> [TASK ITEM]:
Where does the word "audiences" show up in the records? Copy every line that has it.
GIVEN ENTRIES below:
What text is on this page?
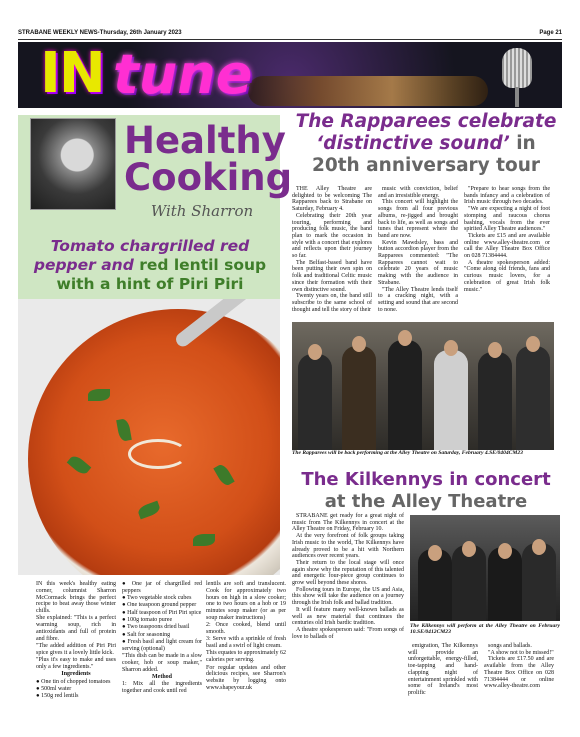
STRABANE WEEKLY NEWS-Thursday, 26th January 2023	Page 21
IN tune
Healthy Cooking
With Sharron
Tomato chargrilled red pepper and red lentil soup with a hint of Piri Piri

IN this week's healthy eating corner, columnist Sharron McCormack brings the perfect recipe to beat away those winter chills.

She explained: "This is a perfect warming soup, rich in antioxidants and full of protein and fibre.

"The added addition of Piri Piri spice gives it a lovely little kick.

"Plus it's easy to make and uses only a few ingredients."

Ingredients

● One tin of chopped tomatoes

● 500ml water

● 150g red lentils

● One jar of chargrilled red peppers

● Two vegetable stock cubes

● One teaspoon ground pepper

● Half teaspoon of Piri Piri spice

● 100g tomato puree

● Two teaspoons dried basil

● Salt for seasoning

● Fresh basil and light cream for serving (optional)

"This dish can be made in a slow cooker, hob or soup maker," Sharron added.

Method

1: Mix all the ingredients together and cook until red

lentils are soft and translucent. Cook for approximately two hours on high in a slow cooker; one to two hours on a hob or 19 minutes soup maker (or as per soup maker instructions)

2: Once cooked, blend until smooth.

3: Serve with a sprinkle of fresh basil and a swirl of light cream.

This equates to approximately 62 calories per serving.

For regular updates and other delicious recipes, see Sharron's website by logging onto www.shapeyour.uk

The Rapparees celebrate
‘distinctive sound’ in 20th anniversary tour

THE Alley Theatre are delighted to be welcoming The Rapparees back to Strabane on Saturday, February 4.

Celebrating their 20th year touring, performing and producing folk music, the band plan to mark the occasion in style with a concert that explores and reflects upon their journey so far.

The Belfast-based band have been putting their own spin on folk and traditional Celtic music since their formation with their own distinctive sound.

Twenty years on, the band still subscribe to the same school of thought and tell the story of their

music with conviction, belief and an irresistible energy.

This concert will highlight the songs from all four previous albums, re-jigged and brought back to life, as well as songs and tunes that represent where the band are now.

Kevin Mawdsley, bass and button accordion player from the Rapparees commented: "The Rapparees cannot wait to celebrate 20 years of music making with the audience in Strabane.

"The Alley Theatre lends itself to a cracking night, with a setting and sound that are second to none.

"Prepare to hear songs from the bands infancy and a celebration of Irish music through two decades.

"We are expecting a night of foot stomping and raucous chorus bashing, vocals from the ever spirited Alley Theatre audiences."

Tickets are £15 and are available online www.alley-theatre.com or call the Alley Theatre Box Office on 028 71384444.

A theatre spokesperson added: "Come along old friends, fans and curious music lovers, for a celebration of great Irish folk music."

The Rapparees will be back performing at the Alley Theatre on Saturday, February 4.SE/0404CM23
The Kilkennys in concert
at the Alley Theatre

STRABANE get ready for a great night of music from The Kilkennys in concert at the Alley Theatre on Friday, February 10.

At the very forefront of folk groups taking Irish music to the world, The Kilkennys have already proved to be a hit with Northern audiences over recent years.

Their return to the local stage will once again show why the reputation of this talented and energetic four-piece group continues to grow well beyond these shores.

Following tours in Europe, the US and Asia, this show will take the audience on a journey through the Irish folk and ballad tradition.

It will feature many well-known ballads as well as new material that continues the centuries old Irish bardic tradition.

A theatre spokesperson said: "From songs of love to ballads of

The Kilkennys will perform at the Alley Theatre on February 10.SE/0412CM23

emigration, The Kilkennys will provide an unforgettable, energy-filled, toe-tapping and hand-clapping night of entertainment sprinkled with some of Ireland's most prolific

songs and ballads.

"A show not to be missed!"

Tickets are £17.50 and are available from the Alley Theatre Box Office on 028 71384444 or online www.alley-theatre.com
End of GIVEN ENTRIES.
GIVEN ENTRIES below:
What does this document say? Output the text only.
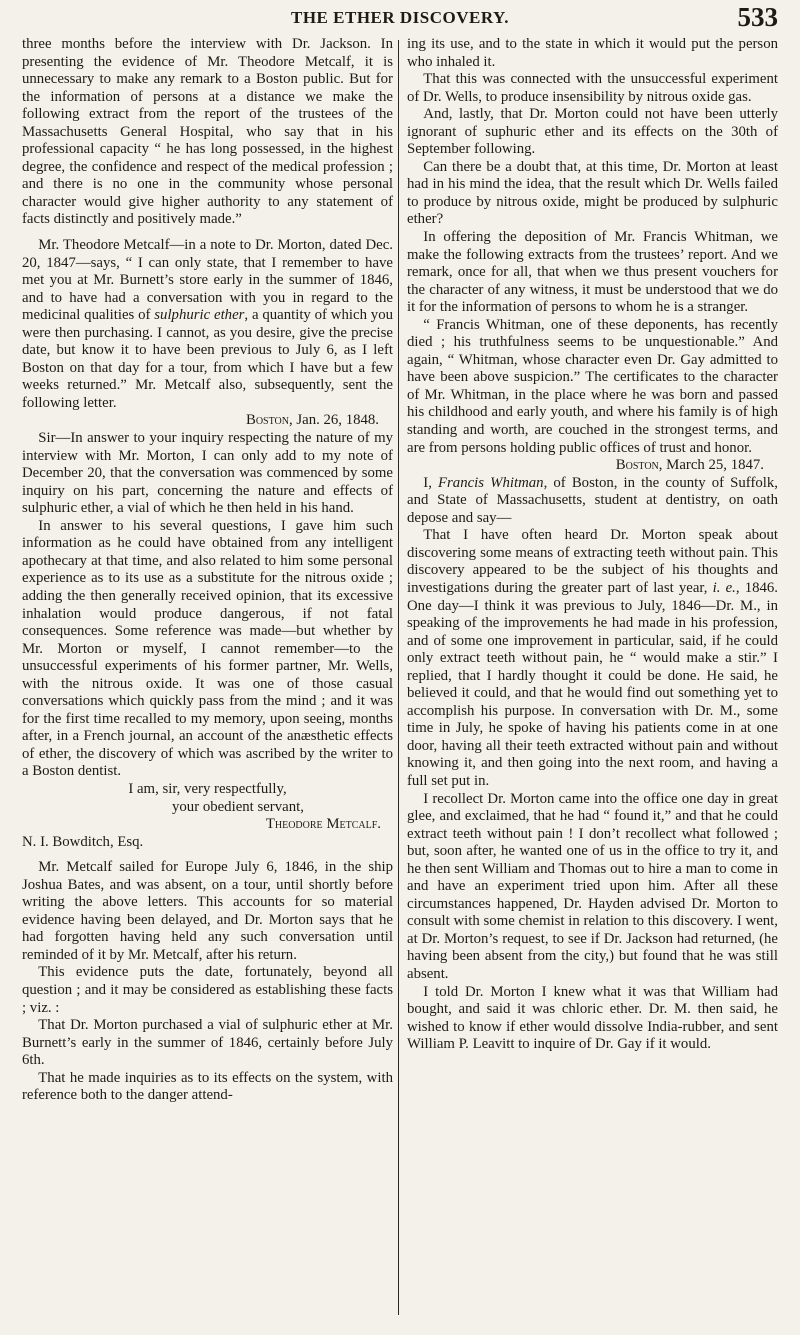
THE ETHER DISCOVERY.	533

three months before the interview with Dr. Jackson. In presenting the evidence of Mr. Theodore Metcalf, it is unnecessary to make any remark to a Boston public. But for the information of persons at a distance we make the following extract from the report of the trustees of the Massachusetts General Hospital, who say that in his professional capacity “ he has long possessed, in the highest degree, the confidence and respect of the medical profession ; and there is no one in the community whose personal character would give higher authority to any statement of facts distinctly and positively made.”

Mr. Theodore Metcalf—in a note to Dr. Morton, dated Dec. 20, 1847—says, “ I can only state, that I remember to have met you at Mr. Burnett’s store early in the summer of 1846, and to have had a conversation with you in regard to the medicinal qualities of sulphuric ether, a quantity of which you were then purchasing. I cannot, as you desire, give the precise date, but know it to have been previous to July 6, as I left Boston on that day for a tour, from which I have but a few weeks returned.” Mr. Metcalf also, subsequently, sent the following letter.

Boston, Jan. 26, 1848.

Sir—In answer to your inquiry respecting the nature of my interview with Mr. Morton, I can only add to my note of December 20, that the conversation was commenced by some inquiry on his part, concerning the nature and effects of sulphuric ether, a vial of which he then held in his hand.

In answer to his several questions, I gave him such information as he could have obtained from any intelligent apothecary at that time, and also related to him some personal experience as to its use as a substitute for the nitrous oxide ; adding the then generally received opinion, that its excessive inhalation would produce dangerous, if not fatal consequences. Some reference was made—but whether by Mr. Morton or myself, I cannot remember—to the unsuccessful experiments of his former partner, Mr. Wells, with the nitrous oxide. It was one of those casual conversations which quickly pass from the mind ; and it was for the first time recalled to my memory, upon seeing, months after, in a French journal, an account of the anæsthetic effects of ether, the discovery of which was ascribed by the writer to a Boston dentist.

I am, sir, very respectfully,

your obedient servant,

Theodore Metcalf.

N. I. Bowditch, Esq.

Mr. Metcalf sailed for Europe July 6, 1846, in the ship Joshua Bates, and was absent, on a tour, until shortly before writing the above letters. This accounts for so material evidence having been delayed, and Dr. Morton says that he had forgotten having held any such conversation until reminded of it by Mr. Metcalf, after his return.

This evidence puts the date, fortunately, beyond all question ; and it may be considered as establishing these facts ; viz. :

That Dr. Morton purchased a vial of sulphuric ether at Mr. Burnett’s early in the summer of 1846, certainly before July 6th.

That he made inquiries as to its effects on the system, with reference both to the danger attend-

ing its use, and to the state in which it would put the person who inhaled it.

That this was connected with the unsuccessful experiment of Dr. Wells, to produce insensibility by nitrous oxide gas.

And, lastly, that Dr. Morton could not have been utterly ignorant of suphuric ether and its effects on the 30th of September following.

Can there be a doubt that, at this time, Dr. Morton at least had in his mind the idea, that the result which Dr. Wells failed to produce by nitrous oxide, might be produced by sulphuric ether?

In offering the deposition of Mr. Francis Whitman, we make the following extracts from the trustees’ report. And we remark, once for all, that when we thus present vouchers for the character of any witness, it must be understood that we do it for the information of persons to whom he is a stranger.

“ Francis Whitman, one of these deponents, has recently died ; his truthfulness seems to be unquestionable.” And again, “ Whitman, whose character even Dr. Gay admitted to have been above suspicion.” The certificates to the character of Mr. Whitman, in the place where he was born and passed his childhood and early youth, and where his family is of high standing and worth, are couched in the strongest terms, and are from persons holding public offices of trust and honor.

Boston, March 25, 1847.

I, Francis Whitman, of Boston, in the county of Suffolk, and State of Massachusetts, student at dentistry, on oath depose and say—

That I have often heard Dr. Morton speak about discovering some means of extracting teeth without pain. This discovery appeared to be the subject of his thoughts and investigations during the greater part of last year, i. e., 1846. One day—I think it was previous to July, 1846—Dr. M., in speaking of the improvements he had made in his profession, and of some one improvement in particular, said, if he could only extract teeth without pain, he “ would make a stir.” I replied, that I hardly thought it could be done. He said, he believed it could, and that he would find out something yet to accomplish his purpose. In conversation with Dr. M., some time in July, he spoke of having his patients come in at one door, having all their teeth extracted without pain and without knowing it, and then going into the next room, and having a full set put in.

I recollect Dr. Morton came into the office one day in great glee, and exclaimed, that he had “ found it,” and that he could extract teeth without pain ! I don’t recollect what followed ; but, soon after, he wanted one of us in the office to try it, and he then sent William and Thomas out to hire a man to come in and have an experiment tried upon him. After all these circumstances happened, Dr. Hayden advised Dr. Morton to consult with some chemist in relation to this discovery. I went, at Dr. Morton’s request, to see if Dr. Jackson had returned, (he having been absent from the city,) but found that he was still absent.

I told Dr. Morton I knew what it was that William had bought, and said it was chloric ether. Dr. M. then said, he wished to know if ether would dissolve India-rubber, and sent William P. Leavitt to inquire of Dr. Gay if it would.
End of GIVEN ENTRIES.
> [SOLUTION]:
"We are expecting a night of foot stomping and raucous chorus bashing, vocals from the ever spirited Alley Theatre audiences."
At the very forefront of folk groups taking Irish music to the world, The Kilkennys have already proved to be a hit with Northern audiences over recent years.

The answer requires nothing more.